--- begin ---

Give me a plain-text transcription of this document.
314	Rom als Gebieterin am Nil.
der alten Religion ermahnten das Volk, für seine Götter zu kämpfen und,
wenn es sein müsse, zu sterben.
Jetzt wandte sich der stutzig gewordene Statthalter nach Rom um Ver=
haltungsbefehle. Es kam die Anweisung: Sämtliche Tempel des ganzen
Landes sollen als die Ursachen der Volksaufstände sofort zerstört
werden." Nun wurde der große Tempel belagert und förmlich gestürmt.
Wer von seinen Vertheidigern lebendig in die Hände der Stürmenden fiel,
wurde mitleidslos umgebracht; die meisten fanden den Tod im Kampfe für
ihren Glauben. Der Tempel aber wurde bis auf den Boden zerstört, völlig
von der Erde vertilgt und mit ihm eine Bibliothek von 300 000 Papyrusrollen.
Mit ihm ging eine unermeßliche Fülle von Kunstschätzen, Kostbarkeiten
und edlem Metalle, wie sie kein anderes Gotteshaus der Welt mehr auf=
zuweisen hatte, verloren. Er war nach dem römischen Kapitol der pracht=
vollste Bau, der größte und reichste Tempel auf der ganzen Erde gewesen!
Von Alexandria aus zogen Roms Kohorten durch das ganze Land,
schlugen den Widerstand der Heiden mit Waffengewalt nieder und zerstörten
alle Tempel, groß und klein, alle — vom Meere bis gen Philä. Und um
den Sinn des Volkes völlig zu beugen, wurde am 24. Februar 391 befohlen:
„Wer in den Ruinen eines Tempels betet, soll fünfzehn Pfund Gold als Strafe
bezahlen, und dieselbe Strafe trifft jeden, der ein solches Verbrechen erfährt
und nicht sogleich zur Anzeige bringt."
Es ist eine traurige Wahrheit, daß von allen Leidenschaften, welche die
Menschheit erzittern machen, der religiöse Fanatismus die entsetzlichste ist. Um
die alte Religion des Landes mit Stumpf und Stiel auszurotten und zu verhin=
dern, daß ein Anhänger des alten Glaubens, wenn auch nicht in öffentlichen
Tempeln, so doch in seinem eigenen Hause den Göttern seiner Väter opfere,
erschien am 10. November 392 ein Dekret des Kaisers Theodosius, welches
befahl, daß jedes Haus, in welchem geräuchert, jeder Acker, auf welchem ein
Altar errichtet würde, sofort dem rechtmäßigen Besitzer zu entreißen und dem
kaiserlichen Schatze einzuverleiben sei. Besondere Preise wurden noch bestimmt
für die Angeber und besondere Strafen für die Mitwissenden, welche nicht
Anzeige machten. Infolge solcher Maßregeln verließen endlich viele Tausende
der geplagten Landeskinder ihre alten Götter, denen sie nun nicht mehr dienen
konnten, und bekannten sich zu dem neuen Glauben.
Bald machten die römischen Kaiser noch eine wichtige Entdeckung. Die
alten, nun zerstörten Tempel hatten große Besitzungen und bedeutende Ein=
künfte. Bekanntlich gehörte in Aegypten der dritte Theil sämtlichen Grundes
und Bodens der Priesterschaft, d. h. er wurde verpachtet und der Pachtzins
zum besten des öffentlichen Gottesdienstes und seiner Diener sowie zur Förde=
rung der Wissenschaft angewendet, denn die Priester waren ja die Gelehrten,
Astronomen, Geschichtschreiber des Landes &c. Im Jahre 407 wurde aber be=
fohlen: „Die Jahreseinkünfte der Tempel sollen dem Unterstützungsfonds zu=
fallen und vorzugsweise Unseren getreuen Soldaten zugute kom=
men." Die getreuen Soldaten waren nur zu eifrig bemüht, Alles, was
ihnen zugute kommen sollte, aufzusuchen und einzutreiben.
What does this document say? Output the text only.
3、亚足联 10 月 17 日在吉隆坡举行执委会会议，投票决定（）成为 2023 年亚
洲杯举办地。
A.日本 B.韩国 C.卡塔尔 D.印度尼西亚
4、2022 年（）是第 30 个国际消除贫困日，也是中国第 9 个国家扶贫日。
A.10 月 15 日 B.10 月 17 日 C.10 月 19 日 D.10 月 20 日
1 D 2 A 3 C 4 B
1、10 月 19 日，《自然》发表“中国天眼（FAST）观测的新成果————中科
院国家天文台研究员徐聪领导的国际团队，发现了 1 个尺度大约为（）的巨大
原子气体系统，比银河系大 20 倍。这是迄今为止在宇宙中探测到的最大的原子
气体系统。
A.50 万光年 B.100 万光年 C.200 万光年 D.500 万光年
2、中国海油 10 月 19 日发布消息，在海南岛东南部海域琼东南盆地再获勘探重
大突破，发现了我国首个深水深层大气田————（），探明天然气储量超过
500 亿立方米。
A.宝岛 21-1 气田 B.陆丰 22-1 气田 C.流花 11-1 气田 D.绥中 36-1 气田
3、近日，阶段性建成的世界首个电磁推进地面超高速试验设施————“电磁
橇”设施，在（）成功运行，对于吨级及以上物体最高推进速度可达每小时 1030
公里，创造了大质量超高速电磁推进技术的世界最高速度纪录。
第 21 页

--- end ---

== YOUR TASK ==
Take every line from the one containing "What does this" to the end of the listing and output it exactly, with nothing else.

== COMPLETED TASK ==
What does this document say? Output the text only.
3、亚足联 10 月 17 日在吉隆坡举行执委会会议，投票决定（）成为 2023 年亚
洲杯举办地。
A.日本 B.韩国 C.卡塔尔 D.印度尼西亚
4、2022 年（）是第 30 个国际消除贫困日，也是中国第 9 个国家扶贫日。
A.10 月 15 日 B.10 月 17 日 C.10 月 19 日 D.10 月 20 日
1 D 2 A 3 C 4 B
1、10 月 19 日，《自然》发表“中国天眼（FAST）观测的新成果————中科
院国家天文台研究员徐聪领导的国际团队，发现了 1 个尺度大约为（）的巨大
原子气体系统，比银河系大 20 倍。这是迄今为止在宇宙中探测到的最大的原子
气体系统。
A.50 万光年 B.100 万光年 C.200 万光年 D.500 万光年
2、中国海油 10 月 19 日发布消息，在海南岛东南部海域琼东南盆地再获勘探重
大突破，发现了我国首个深水深层大气田————（），探明天然气储量超过
500 亿立方米。
A.宝岛 21-1 气田 B.陆丰 22-1 气田 C.流花 11-1 气田 D.绥中 36-1 气田
3、近日，阶段性建成的世界首个电磁推进地面超高速试验设施————“电磁
橇”设施，在（）成功运行，对于吨级及以上物体最高推进速度可达每小时 1030
公里，创造了大质量超高速电磁推进技术的世界最高速度纪录。
第 21 页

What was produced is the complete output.